Job
Pick out every line with the word "etter" and copy it.

Given records
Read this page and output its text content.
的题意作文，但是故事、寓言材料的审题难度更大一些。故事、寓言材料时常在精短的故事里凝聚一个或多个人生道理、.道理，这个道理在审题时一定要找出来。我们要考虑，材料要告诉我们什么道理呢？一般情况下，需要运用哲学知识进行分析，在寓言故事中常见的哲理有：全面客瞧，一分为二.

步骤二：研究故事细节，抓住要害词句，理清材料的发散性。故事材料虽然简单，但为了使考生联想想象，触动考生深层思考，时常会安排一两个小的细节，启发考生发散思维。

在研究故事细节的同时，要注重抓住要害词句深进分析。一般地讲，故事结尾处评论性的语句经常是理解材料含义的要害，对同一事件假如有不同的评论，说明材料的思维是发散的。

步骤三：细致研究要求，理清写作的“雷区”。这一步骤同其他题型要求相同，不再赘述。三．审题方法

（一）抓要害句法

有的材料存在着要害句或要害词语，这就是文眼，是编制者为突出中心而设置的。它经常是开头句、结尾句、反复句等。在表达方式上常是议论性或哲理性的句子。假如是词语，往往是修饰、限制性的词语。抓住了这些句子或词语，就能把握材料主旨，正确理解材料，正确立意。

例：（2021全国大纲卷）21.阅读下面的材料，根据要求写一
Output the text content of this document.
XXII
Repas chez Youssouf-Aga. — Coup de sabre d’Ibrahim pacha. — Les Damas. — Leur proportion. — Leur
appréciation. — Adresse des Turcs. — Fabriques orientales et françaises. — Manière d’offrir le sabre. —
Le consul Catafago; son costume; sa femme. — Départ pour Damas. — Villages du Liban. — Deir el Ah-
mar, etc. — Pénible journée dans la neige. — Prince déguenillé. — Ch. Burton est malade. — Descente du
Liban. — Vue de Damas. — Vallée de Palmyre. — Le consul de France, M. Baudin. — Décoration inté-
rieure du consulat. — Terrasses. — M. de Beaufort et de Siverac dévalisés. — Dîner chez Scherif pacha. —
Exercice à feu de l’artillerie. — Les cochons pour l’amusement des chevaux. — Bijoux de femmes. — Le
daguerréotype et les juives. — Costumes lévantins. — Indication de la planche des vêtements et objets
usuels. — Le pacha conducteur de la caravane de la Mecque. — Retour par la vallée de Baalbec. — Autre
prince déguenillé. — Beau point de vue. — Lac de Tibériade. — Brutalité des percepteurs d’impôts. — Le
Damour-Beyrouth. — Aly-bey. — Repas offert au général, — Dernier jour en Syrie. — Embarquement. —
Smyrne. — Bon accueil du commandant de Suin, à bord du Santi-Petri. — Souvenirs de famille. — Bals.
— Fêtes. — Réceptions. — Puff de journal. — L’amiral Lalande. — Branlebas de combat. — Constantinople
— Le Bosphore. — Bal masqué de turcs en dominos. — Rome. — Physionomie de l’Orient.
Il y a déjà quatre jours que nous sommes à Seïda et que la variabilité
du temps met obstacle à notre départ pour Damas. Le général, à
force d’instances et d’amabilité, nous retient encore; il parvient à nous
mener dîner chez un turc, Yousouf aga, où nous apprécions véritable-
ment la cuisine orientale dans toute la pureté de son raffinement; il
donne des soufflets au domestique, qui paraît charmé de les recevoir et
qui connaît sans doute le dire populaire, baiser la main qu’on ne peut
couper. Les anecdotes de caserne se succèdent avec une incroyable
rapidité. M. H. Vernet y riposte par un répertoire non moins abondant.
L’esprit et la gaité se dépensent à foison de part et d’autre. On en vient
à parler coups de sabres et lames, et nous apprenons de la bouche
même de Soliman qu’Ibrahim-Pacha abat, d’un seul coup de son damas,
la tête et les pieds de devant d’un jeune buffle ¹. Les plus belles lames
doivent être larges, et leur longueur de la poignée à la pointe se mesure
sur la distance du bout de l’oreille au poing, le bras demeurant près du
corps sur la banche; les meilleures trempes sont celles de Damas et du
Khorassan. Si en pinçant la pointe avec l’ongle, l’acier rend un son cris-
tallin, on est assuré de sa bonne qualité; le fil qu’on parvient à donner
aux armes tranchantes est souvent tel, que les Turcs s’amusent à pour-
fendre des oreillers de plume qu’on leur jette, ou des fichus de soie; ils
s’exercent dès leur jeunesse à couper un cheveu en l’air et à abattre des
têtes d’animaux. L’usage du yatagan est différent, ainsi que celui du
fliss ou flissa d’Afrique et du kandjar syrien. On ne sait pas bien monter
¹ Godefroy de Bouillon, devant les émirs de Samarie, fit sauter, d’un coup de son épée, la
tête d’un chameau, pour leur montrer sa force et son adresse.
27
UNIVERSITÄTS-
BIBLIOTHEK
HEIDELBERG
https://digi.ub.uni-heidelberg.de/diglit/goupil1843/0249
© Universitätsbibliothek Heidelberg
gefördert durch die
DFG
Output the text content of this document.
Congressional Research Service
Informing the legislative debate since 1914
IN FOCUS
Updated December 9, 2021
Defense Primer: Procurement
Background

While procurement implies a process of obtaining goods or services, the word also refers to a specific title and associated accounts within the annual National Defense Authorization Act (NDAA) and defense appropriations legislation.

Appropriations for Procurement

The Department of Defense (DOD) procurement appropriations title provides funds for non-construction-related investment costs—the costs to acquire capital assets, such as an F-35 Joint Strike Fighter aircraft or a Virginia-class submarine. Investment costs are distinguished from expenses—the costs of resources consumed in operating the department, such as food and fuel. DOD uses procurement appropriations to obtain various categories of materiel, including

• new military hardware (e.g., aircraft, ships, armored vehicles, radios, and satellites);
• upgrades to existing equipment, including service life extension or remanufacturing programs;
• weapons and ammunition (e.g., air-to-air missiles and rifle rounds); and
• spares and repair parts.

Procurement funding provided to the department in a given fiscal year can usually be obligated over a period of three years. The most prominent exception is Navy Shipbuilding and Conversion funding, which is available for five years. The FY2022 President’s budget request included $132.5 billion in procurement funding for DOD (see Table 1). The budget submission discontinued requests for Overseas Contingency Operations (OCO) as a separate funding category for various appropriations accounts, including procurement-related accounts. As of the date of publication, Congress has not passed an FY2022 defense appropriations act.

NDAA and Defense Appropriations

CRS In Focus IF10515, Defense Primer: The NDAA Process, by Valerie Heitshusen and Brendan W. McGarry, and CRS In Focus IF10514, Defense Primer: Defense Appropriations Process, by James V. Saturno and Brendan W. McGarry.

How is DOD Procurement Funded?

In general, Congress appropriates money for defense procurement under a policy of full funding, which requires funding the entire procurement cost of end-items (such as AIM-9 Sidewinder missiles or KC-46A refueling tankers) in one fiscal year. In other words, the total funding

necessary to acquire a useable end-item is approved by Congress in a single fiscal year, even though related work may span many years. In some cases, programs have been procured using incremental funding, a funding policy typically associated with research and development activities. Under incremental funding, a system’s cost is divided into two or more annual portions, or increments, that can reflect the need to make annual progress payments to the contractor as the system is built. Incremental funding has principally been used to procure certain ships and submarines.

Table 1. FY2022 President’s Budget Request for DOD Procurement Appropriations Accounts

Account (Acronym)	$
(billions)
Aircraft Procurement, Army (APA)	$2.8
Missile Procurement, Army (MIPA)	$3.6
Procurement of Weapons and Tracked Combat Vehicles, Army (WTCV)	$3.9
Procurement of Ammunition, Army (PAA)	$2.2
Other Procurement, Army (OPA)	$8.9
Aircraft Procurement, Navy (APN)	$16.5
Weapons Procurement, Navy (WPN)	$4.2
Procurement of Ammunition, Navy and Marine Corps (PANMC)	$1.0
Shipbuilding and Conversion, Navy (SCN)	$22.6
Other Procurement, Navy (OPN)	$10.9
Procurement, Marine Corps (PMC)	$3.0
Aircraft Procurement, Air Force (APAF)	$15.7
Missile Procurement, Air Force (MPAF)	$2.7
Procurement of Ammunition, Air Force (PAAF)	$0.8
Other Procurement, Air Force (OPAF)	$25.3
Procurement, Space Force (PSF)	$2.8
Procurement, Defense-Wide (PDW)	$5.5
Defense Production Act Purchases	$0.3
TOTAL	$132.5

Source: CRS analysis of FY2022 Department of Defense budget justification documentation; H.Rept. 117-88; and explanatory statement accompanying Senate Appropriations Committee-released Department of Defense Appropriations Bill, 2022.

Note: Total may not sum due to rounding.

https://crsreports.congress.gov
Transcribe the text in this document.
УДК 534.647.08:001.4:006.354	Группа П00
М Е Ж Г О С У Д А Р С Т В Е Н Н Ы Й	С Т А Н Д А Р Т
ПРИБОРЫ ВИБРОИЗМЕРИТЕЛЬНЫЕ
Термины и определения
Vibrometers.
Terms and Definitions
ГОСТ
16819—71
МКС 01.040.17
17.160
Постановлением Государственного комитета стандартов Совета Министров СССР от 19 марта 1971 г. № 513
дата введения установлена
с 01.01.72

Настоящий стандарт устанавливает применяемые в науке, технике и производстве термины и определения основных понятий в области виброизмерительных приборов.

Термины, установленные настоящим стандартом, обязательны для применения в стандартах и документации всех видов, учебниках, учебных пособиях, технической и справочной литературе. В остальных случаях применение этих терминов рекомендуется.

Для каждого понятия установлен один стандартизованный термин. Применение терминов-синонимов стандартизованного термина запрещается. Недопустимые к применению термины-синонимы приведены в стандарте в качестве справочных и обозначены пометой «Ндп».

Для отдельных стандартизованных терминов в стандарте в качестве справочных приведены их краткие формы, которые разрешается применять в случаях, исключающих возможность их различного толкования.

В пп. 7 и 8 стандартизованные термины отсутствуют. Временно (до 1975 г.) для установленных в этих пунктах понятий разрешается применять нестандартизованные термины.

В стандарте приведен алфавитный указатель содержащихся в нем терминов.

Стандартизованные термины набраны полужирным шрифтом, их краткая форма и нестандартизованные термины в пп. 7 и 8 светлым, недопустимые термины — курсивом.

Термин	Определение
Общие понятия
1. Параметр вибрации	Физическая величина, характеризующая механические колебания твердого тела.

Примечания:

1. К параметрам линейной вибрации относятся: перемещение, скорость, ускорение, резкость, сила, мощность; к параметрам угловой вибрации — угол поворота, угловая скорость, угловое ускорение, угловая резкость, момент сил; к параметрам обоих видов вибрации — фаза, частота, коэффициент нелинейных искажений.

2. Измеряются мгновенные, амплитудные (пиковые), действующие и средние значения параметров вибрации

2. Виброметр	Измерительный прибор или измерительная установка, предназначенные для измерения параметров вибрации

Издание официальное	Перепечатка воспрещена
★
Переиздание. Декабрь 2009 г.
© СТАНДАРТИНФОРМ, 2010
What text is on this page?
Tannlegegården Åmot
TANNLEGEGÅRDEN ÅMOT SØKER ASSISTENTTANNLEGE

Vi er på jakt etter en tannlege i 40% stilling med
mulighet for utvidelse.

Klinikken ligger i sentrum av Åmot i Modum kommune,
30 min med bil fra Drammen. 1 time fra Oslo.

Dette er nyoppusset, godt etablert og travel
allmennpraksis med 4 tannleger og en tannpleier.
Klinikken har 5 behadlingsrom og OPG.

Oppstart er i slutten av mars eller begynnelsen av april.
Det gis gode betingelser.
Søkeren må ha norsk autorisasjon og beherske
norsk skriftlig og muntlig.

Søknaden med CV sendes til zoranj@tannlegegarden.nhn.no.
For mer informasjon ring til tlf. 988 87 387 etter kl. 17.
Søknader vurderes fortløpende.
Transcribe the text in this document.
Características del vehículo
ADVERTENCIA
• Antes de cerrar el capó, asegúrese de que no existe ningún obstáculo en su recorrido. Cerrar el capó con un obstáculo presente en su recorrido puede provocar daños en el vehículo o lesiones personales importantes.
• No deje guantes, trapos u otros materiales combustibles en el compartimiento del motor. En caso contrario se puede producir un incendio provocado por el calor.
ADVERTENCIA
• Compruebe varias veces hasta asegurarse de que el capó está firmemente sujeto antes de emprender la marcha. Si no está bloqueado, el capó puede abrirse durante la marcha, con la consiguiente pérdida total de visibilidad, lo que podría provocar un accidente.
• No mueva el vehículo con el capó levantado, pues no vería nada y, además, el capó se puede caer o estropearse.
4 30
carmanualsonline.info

Response to this exercise
Vi er på jakt etter en tannlege i 40% stilling med
For mer informasjon ring til tlf. 988 87 387 etter kl. 17.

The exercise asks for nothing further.